**The task:** Any picture among the records should be left out, please; retype the rest exactly.

Stored entries
- - - - -
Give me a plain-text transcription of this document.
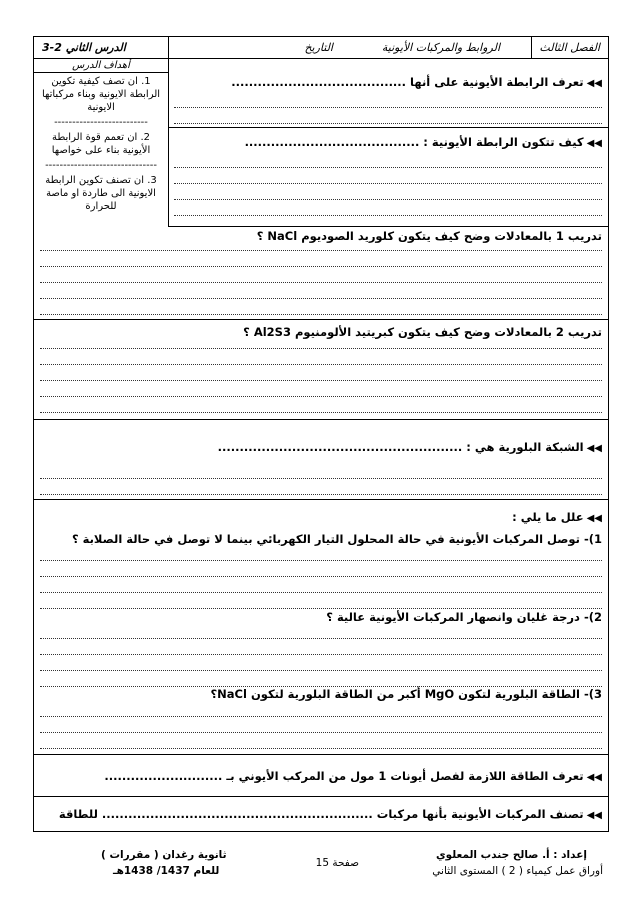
الفصل الثالث
الروابط والمركبات الأيونية
التاريخ
الدرس الثاني 2-3
أهداف الدرس
1. ان تصف كيفية تكوين الرابطة الايونية وبناء مركباتها الايونية
--------------------------
2. ان تعمم قوة الرابطة الأيونية بناء على خواصها
-------------------------------
3. ان تصنف تكوين الرابطة الايونية الى طاردة او ماصة للحرارة
◀◀تعرف الرابطة الأيونية على أنها ........................................
◀◀كيف تتكون الرابطة الأيونية : ........................................
تدريب 1 بالمعادلات وضح كيف يتكون كلوريد الصوديوم NaCl ؟
تدريب 2 بالمعادلات وضح كيف يتكون كبريتيد الألومنيوم Al2S3 ؟
◀◀الشبكة البلورية هي : ........................................................
◀◀علل ما يلي :
1)- توصل المركبات الأيونية في حالة المحلول التيار الكهربائي بينما لا توصل في حالة الصلابة ؟
2)- درجة غليان وانصهار المركبات الأيونية عالية ؟
3)- الطاقة البلورية لتكون MgO أكبر من الطاقة البلورية لتكون NaCl؟
◀◀تعرف الطاقة اللازمة لفصل أيونات 1 مول من المركب الأيوني بـ ...........................
◀◀تصنف المركبات الأيونية بأنها مركبات .............................................................. للطاقة
إعداد : أ. صالح جندب المعلوي
أوراق عمل كيمياء ( 2 ) المستوى الثاني
صفحة 15
ثانوية رغدان ( مقررات )
للعام 1437/ 1438هـ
- - - - -
**Task response:**
Give me a plain-text transcription of this document.
الفصل الثالث
الروابط والمركبات الأيونية
التاريخ
الدرس الثاني 2-3
أهداف الدرس
1. ان تصف كيفية تكوين الرابطة الايونية وبناء مركباتها الايونية
--------------------------
2. ان تعمم قوة الرابطة الأيونية بناء على خواصها
-------------------------------
3. ان تصنف تكوين الرابطة الايونية الى طاردة او ماصة للحرارة
◀◀تعرف الرابطة الأيونية على أنها ........................................
◀◀كيف تتكون الرابطة الأيونية : ........................................
تدريب 1 بالمعادلات وضح كيف يتكون كلوريد الصوديوم NaCl ؟
تدريب 2 بالمعادلات وضح كيف يتكون كبريتيد الألومنيوم Al2S3 ؟
◀◀الشبكة البلورية هي : ........................................................
◀◀علل ما يلي :
1)- توصل المركبات الأيونية في حالة المحلول التيار الكهربائي بينما لا توصل في حالة الصلابة ؟
2)- درجة غليان وانصهار المركبات الأيونية عالية ؟
3)- الطاقة البلورية لتكون MgO أكبر من الطاقة البلورية لتكون NaCl؟
◀◀تعرف الطاقة اللازمة لفصل أيونات 1 مول من المركب الأيوني بـ ...........................
◀◀تصنف المركبات الأيونية بأنها مركبات .............................................................. للطاقة
إعداد : أ. صالح جندب المعلوي
أوراق عمل كيمياء ( 2 ) المستوى الثاني
صفحة 15
ثانوية رغدان ( مقررات )
للعام 1437/ 1438هـ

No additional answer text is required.